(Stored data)
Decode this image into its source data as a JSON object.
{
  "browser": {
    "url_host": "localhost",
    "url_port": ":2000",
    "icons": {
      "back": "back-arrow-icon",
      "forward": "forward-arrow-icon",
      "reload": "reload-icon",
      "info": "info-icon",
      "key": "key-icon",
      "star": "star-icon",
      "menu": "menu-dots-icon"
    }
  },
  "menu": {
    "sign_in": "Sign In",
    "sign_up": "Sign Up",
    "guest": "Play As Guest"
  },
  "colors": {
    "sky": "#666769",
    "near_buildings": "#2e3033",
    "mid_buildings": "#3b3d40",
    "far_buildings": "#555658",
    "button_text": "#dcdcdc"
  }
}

#### [What you have to do]
Transcribe the material exactly as it reads.

#### [Task response]
Decode this image into its source data as a JSON object.
{
  "browser": {
    "url_host": "localhost",
    "url_port": ":2000",
    "icons": {
      "back": "back-arrow-icon",
      "forward": "forward-arrow-icon",
      "reload": "reload-icon",
      "info": "info-icon",
      "key": "key-icon",
      "star": "star-icon",
      "menu": "menu-dots-icon"
    }
  },
  "menu": {
    "sign_in": "Sign In",
    "sign_up": "Sign Up",
    "guest": "Play As Guest"
  },
  "colors": {
    "sky": "#666769",
    "near_buildings": "#2e3033",
    "mid_buildings": "#3b3d40",
    "far_buildings": "#555658",
    "button_text": "#dcdcdc"
  }
}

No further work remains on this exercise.